TASK DESCRIPTION
Show every line of the listing that contains the string "Home", matching case exactly.
★ ★ ★ ★
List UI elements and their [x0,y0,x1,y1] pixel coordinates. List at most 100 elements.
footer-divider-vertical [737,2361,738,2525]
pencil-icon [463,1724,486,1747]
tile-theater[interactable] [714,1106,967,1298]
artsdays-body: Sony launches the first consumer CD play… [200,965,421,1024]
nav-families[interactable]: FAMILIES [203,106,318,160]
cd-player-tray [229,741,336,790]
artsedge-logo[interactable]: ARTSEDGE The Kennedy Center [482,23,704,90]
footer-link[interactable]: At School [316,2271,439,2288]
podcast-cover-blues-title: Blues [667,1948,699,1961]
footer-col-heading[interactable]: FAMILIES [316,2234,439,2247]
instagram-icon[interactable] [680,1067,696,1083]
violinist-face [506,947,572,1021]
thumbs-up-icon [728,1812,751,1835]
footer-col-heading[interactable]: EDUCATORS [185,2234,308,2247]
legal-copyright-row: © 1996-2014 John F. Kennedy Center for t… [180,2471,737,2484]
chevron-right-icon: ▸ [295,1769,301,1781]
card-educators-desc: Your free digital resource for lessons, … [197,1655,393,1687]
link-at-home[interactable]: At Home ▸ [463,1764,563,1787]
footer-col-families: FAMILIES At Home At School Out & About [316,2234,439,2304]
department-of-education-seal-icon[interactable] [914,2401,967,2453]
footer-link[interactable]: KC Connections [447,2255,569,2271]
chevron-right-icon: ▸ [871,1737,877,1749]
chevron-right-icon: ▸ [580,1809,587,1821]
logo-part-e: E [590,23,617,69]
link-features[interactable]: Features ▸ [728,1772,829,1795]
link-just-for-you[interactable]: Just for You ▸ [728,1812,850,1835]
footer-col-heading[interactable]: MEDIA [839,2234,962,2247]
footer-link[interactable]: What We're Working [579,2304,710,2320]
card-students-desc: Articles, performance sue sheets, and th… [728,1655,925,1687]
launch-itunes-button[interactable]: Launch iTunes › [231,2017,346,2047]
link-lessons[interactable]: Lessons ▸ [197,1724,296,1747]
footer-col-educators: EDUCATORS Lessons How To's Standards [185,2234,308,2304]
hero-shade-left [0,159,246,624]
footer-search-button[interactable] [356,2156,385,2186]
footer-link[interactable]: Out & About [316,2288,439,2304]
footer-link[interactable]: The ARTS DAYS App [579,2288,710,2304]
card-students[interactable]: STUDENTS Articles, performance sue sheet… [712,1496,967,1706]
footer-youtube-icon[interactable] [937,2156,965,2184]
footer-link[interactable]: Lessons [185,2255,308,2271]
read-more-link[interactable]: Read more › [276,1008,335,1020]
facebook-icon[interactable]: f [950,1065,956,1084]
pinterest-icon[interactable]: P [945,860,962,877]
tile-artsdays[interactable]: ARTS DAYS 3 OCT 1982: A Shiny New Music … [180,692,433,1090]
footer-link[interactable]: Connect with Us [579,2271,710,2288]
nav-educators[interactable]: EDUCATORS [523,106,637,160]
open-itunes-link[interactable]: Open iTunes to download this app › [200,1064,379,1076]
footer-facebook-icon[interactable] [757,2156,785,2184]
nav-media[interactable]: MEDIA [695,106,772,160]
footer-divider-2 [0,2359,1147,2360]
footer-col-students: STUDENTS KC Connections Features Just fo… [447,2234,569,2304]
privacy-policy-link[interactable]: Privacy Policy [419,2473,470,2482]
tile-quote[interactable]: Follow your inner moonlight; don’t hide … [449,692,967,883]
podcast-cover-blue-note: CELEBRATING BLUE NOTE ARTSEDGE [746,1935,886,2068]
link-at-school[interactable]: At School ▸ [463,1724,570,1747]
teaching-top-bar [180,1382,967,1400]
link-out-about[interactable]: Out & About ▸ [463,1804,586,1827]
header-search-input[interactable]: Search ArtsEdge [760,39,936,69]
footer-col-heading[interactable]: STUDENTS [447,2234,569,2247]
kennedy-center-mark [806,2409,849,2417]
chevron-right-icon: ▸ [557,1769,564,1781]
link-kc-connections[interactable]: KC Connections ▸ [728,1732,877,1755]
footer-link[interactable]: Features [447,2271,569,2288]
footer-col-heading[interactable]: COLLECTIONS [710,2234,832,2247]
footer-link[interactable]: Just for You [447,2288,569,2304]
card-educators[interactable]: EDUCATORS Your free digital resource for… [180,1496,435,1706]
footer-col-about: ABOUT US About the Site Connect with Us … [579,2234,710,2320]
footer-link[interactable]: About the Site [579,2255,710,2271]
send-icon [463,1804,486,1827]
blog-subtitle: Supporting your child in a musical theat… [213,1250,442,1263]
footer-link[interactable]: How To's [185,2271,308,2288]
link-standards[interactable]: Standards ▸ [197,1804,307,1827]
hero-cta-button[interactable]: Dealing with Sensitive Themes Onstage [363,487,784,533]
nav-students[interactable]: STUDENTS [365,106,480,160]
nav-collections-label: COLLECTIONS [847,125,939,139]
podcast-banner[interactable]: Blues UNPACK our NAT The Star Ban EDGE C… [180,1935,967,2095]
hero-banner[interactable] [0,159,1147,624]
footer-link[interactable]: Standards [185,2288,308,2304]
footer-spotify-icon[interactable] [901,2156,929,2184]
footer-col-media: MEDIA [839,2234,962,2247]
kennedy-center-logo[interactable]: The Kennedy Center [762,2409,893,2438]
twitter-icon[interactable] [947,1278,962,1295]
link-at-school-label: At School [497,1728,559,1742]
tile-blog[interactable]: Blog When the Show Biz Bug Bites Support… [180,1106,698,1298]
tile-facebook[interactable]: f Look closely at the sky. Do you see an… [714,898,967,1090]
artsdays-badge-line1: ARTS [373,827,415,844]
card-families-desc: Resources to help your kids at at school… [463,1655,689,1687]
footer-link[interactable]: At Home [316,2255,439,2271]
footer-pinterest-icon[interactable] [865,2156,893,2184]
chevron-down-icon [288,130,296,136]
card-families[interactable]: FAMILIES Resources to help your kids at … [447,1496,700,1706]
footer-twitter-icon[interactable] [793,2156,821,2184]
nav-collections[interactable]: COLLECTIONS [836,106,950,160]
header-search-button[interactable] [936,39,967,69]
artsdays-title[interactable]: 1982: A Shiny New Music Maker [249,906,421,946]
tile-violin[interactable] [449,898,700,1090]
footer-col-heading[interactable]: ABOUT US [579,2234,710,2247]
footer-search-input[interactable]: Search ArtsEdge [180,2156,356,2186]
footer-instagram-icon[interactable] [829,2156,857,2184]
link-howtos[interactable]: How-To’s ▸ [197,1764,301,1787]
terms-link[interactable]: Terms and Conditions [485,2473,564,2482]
★ ★ ★ ★
RESULT OF THE EXERCISE
link-at-home[interactable]: At Home ▸ [463,1764,563,1787]
footer-col-families: FAMILIES At Home At School Out & About [316,2234,439,2304]
footer-link[interactable]: At Home [316,2255,439,2271]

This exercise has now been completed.